____ Reading text

Individual application failover

The next strategy allows individual applications to make an autonomous decision to fail over all of its components together, shown in Figure 2. This removes the latency tradeoff from the previous strategy by keeping all of the application components in the same Region. It also significantly reduces the complexity by only having two possible configurations per application. Additionally, applications can be failed over to another Region without updating their configuration by using approaches like Amazon Route 53 DNS failover, removing the unreliability of runtime configuration updates.

Application 3 experiences an impairment and fails over to the secondary Region.

Figure 2. Application 3 experiences an impairment and fails over to the secondary Region

However, allowing individual applications to make their own failover decision can introduce the same modal behavior we saw with component-level failover, just in a different dimension. In the worst case, 50% of the applications in a user story could fail over while 50% don’t, meaning every application interaction could be a cross-Region request, shown in Figure 3.

The worst-case scenario of allowing applications to make failover decisions independently.

Figure 3. The worst-case scenario of allowing applications to make failover decisions independently

Additionally, while this approach removes the complexity of the component failover approach, it still exhibits a level of similar complexity, albeit smaller, by having 2N-1 combinations of application locations across Regions, also making this approach difficult to test and coordinate.

Dependency graph failover

To solve the complexity of the previous strategy, you might decide to coordinate failover of all applications that support a user story as a single unit. We call this a dependency graph and it ensures that all applications that interact with each other will always be in the same Region, as shown in Figure 4.

A dependency graph of applications that all support user story "A".

Figure 4. A dependency graph of applications that all support user story “A”

________

● **Work instructions**:
a) Transcribe from the passage on failover strategies the part that opens with the words containing "Figure 2. Application" and closes with "failover decisions independently.".
b) List every figure caption in the passage on failover strategies, with its figure number.
c) Extend the passage on failover strategies with the text that comes after its last sentence.
The records that follow are separate material and have no connection to the passage on multi-Region failover strategies.

____ Data rows

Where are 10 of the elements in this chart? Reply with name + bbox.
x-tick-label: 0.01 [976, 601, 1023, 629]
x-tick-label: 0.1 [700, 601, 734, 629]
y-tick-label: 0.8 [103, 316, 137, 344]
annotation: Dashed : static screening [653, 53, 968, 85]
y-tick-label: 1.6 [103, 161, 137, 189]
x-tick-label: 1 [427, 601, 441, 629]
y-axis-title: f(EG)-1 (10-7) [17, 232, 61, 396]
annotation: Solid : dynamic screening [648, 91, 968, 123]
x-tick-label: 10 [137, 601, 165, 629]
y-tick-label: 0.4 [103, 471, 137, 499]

________

● **Exercise answers**:
a)
Figure 2. Application 3 experiences an impairment and fails over to the secondary Region

However, allowing individual applications to make their own failover decision can introduce the same modal behavior we saw with component-level failover, just in a different dimension. In the worst case, 50% of the applications in a user story could fail over while 50% don’t, meaning every application interaction could be a cross-Region request, shown in Figure 3.

The worst-case scenario of allowing applications to make failover decisions independently.

b)
Figure 2. Application 3 experiences an impairment and fails over to the secondary Region
Figure 3. The worst-case scenario of allowing applications to make failover decisions independently
Figure 4. A dependency graph of applications that all support user story “A”

c)
While this solves the previous latency, modal behavior, and complexity tradeoffs, it comes with its own challenges. In a portfolio with multiple user stories and applications, this graph can be very large and discovering each dependency, especially infrequently used ones, can be difficult. In fact, seemingly unrelated dependency graphs can be connected by a single vertex that is shared between them, as shown in Figure 5.

Two unrelated user stories share a dependency on Application 4, requiring both dependency graphs to failover if either experience an impairment.

Figure 5. Two unrelated user stories share a dependency on Application 4, requiring both dependency graphs to failover if either experience an impairment

For example, if every user story you provide depends on a single authentication and authorization system, when one graph of applications needs to failover, then so does the entire authorization system. In turn, every other user story that depends on that authorization system needs to fail over as well. To mitigate this, you might implement independent replicas of these types of applications in each Region, if possible, to remove edges from the dependency graph.

Entire portfolio failover

The final strategy is failing over an entire application portfolio, whether or not applications are impacted or have any interaction with those that are, as shown in Figure 6. This strategy helps remove the operational burden of creating and maintaining dependency graphs for every user story your business supports.

Every user story fails over together regardless of observed impact from a failure.

Figure 6. Every user story fails over together regardless of observed impact from a failure

The major tradeoff is the organizational investment to create multi-Region capabilities for every application – you might not have made that broad investment in the other strategies. You can make this strategy slightly more granular by implementing it for specific application tiers, for example, failing over all tier-1 applications together, as long as you know there aren’t dependencies across applications of different criticality.

You can also combine this approach with the second strategy. Let individual applications make failover decisions until you see broad enough impact, or impact from the modal behavior, that you decide to make all applications failover to your secondary Region to mitigate the effects.

Conclusion

This blog post has looked at four different high-level approaches for creating an organizational multi-Region failover strategy.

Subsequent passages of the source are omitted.